WHAT YOU WILL DO: The records below need retyping in full; give them again exactly.

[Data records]
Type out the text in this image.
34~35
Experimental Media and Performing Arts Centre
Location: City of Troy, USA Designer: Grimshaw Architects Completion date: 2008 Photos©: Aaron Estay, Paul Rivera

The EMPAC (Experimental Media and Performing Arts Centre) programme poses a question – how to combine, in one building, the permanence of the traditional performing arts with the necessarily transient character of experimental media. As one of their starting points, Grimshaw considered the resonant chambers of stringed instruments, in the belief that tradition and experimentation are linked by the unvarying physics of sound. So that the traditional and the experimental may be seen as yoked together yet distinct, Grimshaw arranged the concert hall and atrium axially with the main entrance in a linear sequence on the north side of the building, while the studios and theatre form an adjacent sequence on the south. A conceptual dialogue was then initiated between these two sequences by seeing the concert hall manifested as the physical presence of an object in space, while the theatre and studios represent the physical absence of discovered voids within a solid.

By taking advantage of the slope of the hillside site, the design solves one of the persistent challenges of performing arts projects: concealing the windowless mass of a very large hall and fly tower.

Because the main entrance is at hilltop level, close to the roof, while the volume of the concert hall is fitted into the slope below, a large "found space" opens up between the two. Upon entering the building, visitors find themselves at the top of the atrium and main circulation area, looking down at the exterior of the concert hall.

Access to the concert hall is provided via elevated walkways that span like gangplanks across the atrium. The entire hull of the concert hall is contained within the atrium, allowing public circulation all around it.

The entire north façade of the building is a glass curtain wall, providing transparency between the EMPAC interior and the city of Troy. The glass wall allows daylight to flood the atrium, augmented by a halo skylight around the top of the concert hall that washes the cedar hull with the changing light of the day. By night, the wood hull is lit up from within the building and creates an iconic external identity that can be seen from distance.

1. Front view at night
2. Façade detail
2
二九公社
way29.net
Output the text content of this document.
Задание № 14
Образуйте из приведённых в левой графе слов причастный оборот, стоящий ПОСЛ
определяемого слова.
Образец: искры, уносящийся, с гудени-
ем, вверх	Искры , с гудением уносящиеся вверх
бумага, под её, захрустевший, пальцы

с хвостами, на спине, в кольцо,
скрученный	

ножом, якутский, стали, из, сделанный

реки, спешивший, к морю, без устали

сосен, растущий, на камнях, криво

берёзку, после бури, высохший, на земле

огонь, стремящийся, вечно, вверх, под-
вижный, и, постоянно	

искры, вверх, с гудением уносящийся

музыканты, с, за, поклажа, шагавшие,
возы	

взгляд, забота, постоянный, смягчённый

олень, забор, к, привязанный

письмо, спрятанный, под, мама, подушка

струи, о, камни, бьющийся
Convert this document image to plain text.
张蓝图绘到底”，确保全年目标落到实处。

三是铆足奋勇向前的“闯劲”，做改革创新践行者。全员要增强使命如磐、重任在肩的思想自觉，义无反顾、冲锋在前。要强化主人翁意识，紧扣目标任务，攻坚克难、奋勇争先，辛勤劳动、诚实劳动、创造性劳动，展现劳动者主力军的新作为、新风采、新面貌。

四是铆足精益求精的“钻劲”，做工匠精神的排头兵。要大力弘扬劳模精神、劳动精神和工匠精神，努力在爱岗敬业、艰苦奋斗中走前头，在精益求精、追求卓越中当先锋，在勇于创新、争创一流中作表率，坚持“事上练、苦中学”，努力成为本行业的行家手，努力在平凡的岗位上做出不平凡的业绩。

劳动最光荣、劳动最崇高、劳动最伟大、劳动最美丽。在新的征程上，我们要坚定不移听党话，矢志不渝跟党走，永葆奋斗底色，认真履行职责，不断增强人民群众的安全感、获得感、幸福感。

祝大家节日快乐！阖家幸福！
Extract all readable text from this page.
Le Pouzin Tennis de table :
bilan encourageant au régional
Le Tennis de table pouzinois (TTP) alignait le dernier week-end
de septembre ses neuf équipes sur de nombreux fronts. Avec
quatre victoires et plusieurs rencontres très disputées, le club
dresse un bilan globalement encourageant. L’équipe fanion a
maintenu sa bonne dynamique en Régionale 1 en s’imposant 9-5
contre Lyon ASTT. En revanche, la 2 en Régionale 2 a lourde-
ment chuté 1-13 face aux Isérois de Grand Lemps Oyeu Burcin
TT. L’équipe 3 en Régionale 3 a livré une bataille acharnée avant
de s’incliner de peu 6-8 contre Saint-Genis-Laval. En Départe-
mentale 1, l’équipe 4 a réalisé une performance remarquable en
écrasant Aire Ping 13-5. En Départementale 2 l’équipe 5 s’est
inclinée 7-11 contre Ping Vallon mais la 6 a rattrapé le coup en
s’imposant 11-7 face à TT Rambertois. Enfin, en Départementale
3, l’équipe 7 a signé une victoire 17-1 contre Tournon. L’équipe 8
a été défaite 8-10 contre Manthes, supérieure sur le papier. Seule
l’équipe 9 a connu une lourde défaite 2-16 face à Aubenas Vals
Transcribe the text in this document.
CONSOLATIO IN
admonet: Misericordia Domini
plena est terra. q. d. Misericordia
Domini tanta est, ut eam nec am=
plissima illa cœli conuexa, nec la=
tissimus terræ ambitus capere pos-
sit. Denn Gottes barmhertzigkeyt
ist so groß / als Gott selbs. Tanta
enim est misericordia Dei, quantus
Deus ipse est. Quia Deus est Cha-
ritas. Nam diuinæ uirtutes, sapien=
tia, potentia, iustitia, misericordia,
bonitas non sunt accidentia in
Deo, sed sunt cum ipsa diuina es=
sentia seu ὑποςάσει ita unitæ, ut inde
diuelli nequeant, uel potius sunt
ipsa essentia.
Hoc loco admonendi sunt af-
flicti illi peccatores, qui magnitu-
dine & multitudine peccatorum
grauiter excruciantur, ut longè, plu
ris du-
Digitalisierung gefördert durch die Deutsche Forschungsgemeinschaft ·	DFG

COMPLETE RESPONSE:
Type out the text in this image.
34~35
Experimental Media and Performing Arts Centre
Location: City of Troy, USA Designer: Grimshaw Architects Completion date: 2008 Photos©: Aaron Estay, Paul Rivera

The EMPAC (Experimental Media and Performing Arts Centre) programme poses a question – how to combine, in one building, the permanence of the traditional performing arts with the necessarily transient character of experimental media. As one of their starting points, Grimshaw considered the resonant chambers of stringed instruments, in the belief that tradition and experimentation are linked by the unvarying physics of sound. So that the traditional and the experimental may be seen as yoked together yet distinct, Grimshaw arranged the concert hall and atrium axially with the main entrance in a linear sequence on the north side of the building, while the studios and theatre form an adjacent sequence on the south. A conceptual dialogue was then initiated between these two sequences by seeing the concert hall manifested as the physical presence of an object in space, while the theatre and studios represent the physical absence of discovered voids within a solid.

By taking advantage of the slope of the hillside site, the design solves one of the persistent challenges of performing arts projects: concealing the windowless mass of a very large hall and fly tower.

Because the main entrance is at hilltop level, close to the roof, while the volume of the concert hall is fitted into the slope below, a large "found space" opens up between the two. Upon entering the building, visitors find themselves at the top of the atrium and main circulation area, looking down at the exterior of the concert hall.

Access to the concert hall is provided via elevated walkways that span like gangplanks across the atrium. The entire hull of the concert hall is contained within the atrium, allowing public circulation all around it.

The entire north façade of the building is a glass curtain wall, providing transparency between the EMPAC interior and the city of Troy. The glass wall allows daylight to flood the atrium, augmented by a halo skylight around the top of the concert hall that washes the cedar hull with the changing light of the day. By night, the wood hull is lit up from within the building and creates an iconic external identity that can be seen from distance.

1. Front view at night
2. Façade detail
2
二九公社
way29.net
Output the text content of this document.
Задание № 14
Образуйте из приведённых в левой графе слов причастный оборот, стоящий ПОСЛ
определяемого слова.
Образец: искры, уносящийся, с гудени-
ем, вверх	Искры , с гудением уносящиеся вверх
бумага, под её, захрустевший, пальцы

с хвостами, на спине, в кольцо,
скрученный	

ножом, якутский, стали, из, сделанный

реки, спешивший, к морю, без устали

сосен, растущий, на камнях, криво

берёзку, после бури, высохший, на земле

огонь, стремящийся, вечно, вверх, под-
вижный, и, постоянно	

искры, вверх, с гудением уносящийся

музыканты, с, за, поклажа, шагавшие,
возы	

взгляд, забота, постоянный, смягчённый

олень, забор, к, привязанный

письмо, спрятанный, под, мама, подушка

струи, о, камни, бьющийся
Convert this document image to plain text.
张蓝图绘到底”，确保全年目标落到实处。

三是铆足奋勇向前的“闯劲”，做改革创新践行者。全员要增强使命如磐、重任在肩的思想自觉，义无反顾、冲锋在前。要强化主人翁意识，紧扣目标任务，攻坚克难、奋勇争先，辛勤劳动、诚实劳动、创造性劳动，展现劳动者主力军的新作为、新风采、新面貌。

四是铆足精益求精的“钻劲”，做工匠精神的排头兵。要大力弘扬劳模精神、劳动精神和工匠精神，努力在爱岗敬业、艰苦奋斗中走前头，在精益求精、追求卓越中当先锋，在勇于创新、争创一流中作表率，坚持“事上练、苦中学”，努力成为本行业的行家手，努力在平凡的岗位上做出不平凡的业绩。

劳动最光荣、劳动最崇高、劳动最伟大、劳动最美丽。在新的征程上，我们要坚定不移听党话，矢志不渝跟党走，永葆奋斗底色，认真履行职责，不断增强人民群众的安全感、获得感、幸福感。

祝大家节日快乐！阖家幸福！
Extract all readable text from this page.
Le Pouzin Tennis de table :
bilan encourageant au régional
Le Tennis de table pouzinois (TTP) alignait le dernier week-end
de septembre ses neuf équipes sur de nombreux fronts. Avec
quatre victoires et plusieurs rencontres très disputées, le club
dresse un bilan globalement encourageant. L’équipe fanion a
maintenu sa bonne dynamique en Régionale 1 en s’imposant 9-5
contre Lyon ASTT. En revanche, la 2 en Régionale 2 a lourde-
ment chuté 1-13 face aux Isérois de Grand Lemps Oyeu Burcin
TT. L’équipe 3 en Régionale 3 a livré une bataille acharnée avant
de s’incliner de peu 6-8 contre Saint-Genis-Laval. En Départe-
mentale 1, l’équipe 4 a réalisé une performance remarquable en
écrasant Aire Ping 13-5. En Départementale 2 l’équipe 5 s’est
inclinée 7-11 contre Ping Vallon mais la 6 a rattrapé le coup en
s’imposant 11-7 face à TT Rambertois. Enfin, en Départementale
3, l’équipe 7 a signé une victoire 17-1 contre Tournon. L’équipe 8
a été défaite 8-10 contre Manthes, supérieure sur le papier. Seule
l’équipe 9 a connu une lourde défaite 2-16 face à Aubenas Vals
Transcribe the text in this document.
CONSOLATIO IN
admonet: Misericordia Domini
plena est terra. q. d. Misericordia
Domini tanta est, ut eam nec am=
plissima illa cœli conuexa, nec la=
tissimus terræ ambitus capere pos-
sit. Denn Gottes barmhertzigkeyt
ist so groß / als Gott selbs. Tanta
enim est misericordia Dei, quantus
Deus ipse est. Quia Deus est Cha-
ritas. Nam diuinæ uirtutes, sapien=
tia, potentia, iustitia, misericordia,
bonitas non sunt accidentia in
Deo, sed sunt cum ipsa diuina es=
sentia seu ὑποςάσει ita unitæ, ut inde
diuelli nequeant, uel potius sunt
ipsa essentia.
Hoc loco admonendi sunt af-
flicti illi peccatores, qui magnitu-
dine & multitudine peccatorum
grauiter excruciantur, ut longè, plu
ris du-
Digitalisierung gefördert durch die Deutsche Forschungsgemeinschaft ·	DFG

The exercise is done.